Check every line below for the string "Técnicos", and copy the lines that contain it.

=== Rows ===

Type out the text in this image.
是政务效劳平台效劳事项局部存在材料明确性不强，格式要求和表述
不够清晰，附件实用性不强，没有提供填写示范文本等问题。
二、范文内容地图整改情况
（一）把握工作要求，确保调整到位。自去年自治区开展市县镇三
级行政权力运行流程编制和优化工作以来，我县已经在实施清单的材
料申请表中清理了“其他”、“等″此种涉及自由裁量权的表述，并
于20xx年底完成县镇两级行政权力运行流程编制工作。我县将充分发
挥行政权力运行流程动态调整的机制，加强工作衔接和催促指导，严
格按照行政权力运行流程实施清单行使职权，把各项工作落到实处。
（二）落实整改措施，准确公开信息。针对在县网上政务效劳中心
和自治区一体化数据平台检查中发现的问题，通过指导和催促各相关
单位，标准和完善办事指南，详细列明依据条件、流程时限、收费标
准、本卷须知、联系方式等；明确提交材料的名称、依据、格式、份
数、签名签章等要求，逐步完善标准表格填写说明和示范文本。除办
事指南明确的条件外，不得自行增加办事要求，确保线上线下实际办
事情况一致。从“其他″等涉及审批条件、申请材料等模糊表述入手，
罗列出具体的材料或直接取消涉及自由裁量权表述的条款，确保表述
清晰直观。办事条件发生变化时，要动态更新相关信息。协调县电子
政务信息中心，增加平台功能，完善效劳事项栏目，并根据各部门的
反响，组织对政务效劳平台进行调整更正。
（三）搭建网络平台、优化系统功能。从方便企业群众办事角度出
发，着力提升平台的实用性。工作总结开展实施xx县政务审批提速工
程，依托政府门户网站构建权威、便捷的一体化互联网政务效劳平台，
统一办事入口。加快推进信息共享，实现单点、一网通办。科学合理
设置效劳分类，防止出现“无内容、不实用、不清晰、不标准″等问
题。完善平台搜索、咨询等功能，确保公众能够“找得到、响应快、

===
=== Rows ===

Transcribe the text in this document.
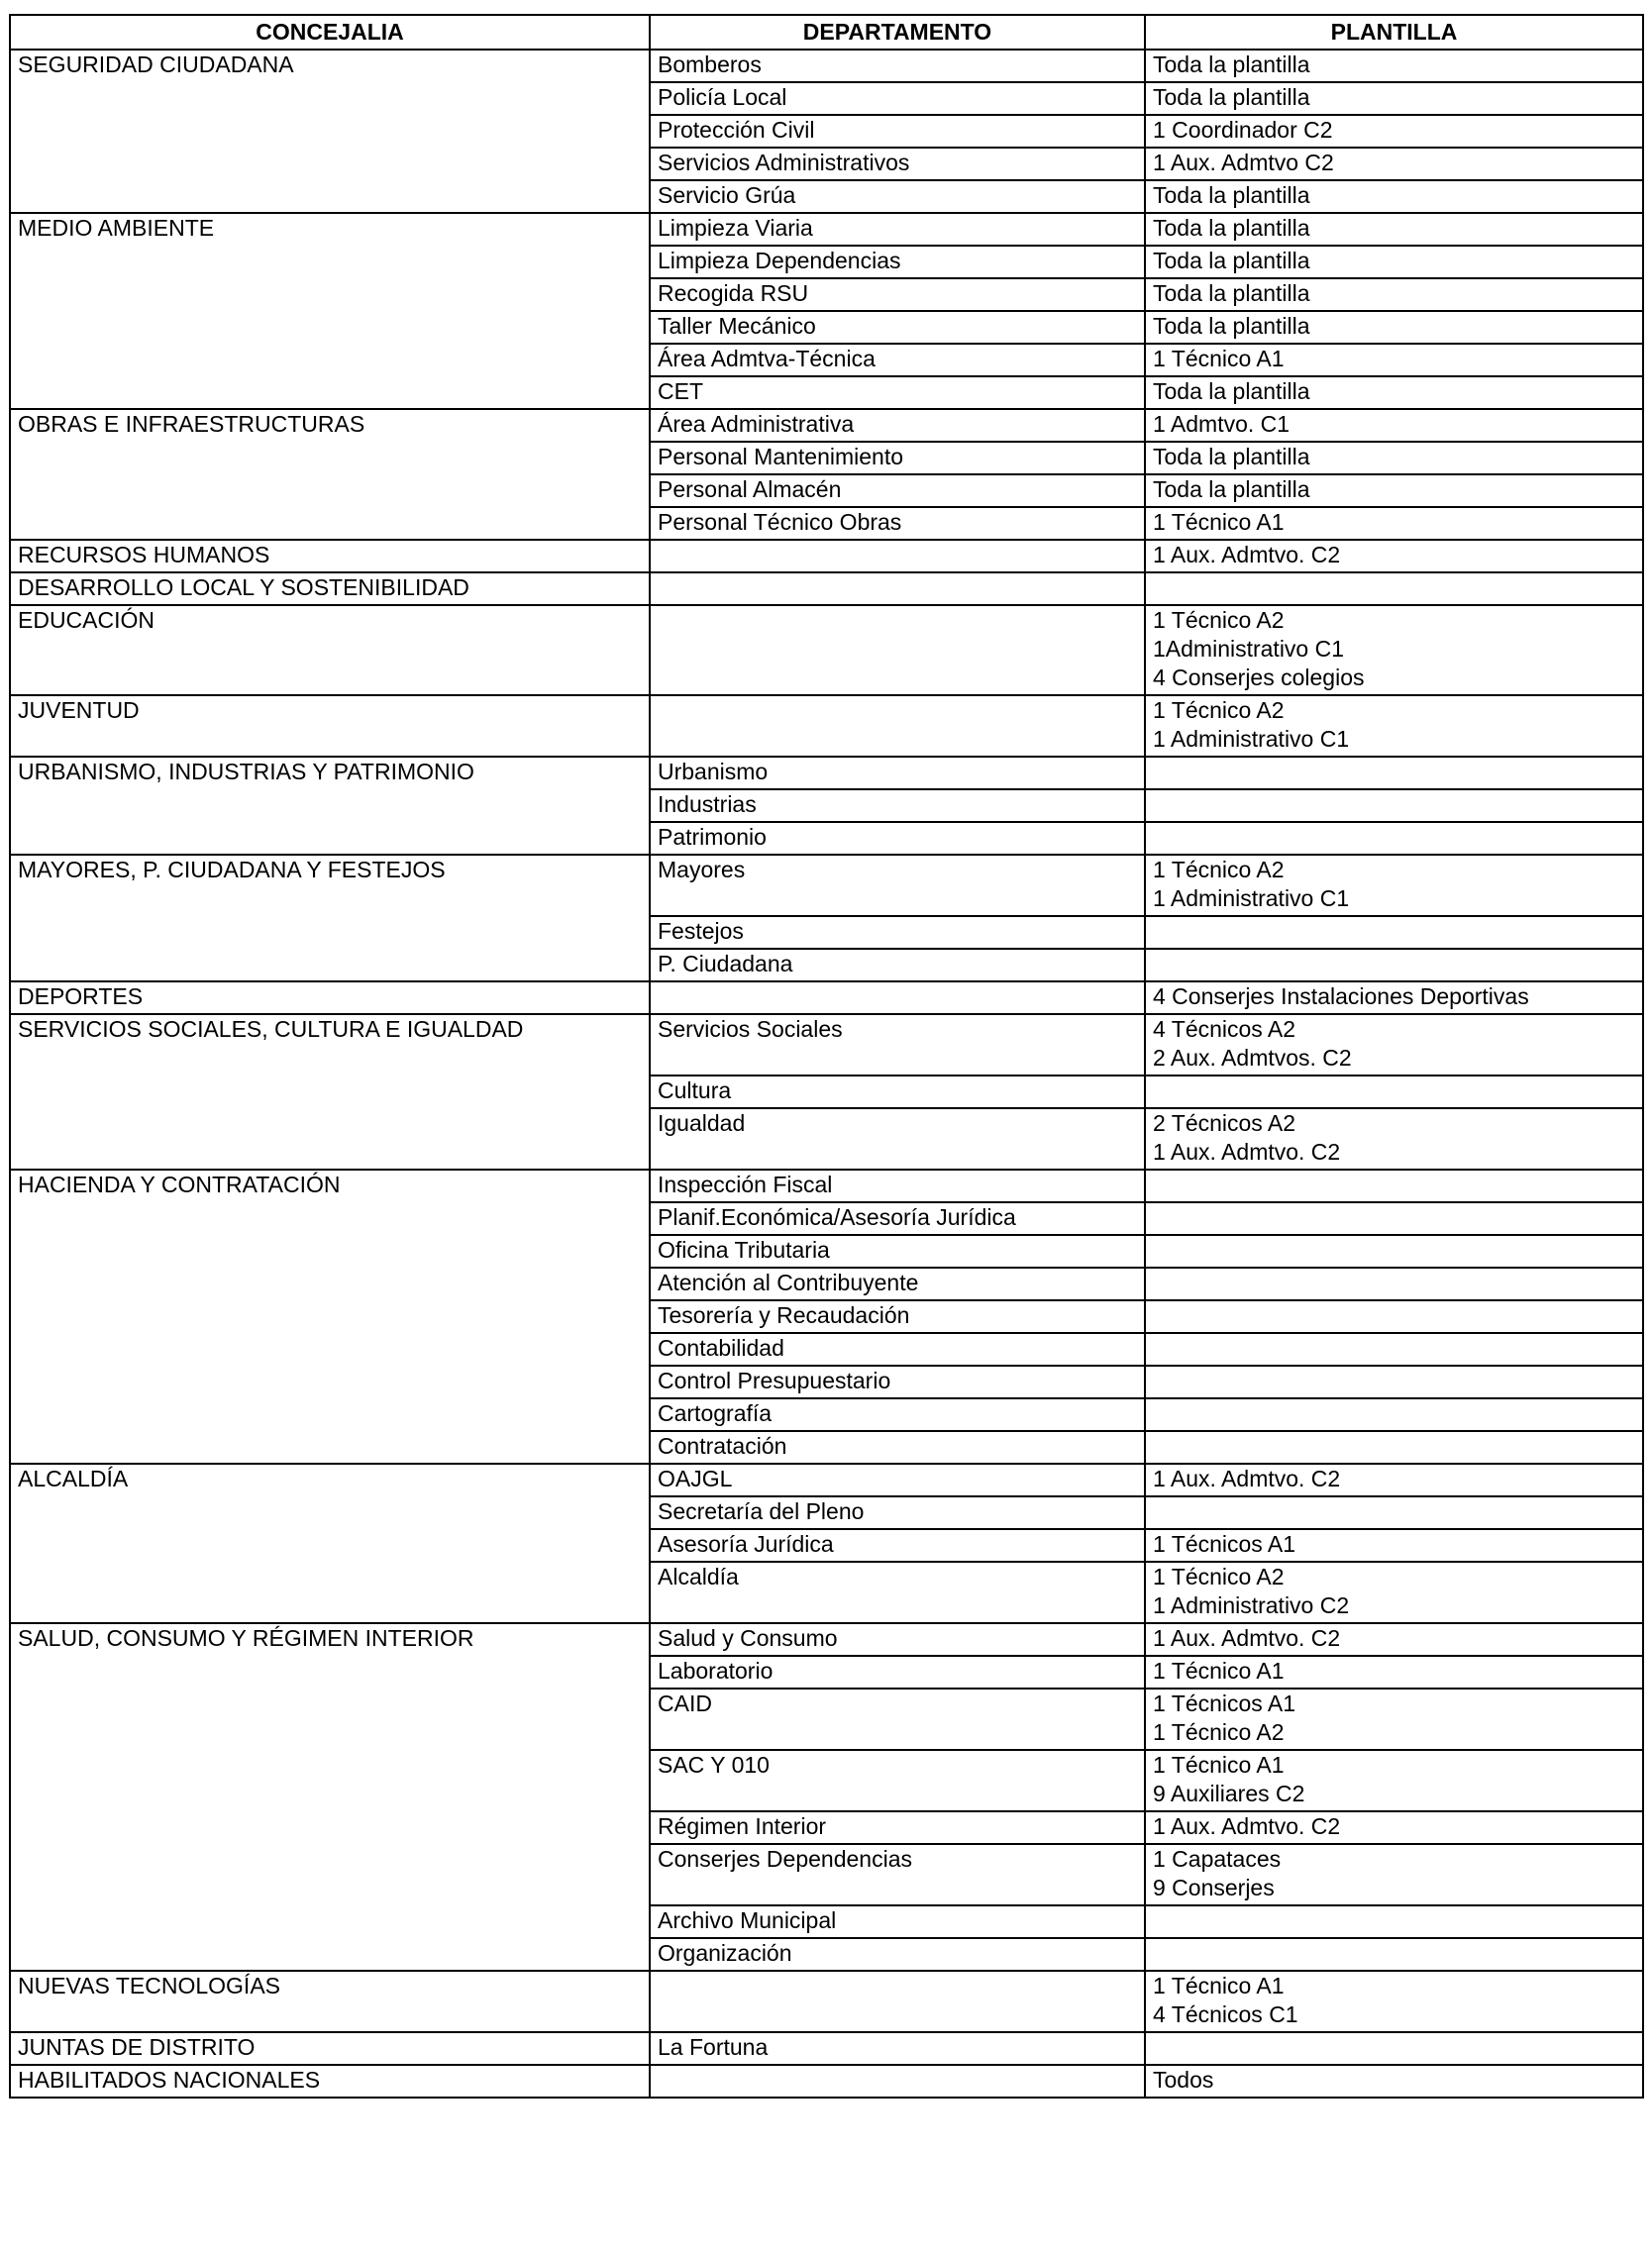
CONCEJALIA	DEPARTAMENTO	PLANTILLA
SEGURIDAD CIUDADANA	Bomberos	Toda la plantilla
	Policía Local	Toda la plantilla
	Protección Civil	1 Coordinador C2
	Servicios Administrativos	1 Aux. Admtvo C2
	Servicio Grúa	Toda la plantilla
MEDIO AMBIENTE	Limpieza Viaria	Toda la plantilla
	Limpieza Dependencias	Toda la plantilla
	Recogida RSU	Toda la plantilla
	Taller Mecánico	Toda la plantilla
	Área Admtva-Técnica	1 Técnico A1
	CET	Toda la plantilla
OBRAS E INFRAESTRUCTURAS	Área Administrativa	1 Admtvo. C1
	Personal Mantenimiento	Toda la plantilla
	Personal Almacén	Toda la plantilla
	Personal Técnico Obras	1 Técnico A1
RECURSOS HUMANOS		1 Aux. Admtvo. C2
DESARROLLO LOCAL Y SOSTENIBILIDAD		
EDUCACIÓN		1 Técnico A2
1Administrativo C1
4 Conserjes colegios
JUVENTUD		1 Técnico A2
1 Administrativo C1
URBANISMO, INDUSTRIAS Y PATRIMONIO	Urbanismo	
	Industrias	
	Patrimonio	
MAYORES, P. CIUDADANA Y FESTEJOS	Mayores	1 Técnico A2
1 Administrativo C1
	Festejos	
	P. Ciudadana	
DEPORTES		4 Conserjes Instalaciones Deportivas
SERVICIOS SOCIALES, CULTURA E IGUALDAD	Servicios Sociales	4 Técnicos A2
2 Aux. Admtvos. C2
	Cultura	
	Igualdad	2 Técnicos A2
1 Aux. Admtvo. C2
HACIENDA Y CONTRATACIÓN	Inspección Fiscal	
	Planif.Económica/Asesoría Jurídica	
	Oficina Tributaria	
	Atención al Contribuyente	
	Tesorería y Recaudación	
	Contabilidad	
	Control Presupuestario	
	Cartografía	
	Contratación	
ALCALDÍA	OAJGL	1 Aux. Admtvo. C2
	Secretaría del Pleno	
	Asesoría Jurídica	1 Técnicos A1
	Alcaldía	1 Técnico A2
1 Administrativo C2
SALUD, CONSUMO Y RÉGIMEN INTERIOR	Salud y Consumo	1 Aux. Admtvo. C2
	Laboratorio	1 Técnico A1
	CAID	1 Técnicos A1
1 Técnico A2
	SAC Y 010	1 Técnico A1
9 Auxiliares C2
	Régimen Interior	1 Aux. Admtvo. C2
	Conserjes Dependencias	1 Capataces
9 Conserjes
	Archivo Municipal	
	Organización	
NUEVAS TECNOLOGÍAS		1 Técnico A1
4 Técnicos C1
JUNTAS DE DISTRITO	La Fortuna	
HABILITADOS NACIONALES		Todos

===
=== Rows ===

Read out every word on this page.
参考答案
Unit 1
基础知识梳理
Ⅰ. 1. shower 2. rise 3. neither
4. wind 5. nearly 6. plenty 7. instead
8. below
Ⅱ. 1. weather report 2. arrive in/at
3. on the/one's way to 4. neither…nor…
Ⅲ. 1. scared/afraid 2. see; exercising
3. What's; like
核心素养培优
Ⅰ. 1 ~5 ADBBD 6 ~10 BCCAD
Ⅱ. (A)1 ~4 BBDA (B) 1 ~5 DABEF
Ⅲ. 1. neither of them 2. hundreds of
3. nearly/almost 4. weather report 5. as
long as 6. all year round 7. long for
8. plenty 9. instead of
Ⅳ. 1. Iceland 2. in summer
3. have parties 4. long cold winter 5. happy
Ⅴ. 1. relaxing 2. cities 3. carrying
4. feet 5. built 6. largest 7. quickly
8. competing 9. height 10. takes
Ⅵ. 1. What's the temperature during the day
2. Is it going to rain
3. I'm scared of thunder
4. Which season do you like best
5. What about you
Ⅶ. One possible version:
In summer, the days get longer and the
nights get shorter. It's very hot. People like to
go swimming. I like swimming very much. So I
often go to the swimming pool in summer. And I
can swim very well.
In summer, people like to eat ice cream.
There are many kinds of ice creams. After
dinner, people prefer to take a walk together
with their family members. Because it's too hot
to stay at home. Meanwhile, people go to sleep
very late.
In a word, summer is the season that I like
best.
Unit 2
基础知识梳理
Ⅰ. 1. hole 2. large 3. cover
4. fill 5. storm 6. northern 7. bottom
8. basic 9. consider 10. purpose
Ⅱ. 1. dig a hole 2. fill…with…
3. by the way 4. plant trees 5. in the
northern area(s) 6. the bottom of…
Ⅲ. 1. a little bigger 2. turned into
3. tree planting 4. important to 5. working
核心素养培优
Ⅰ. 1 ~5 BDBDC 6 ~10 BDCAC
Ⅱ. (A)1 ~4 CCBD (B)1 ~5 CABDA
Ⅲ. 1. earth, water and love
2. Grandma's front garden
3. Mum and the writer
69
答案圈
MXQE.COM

===

## Solution for this task
SERVICIOS SOCIALES, CULTURA E IGUALDAD	Servicios Sociales	4 Técnicos A2
	Igualdad	2 Técnicos A2
	Asesoría Jurídica	1 Técnicos A1
	CAID	1 Técnicos A1
4 Técnicos C1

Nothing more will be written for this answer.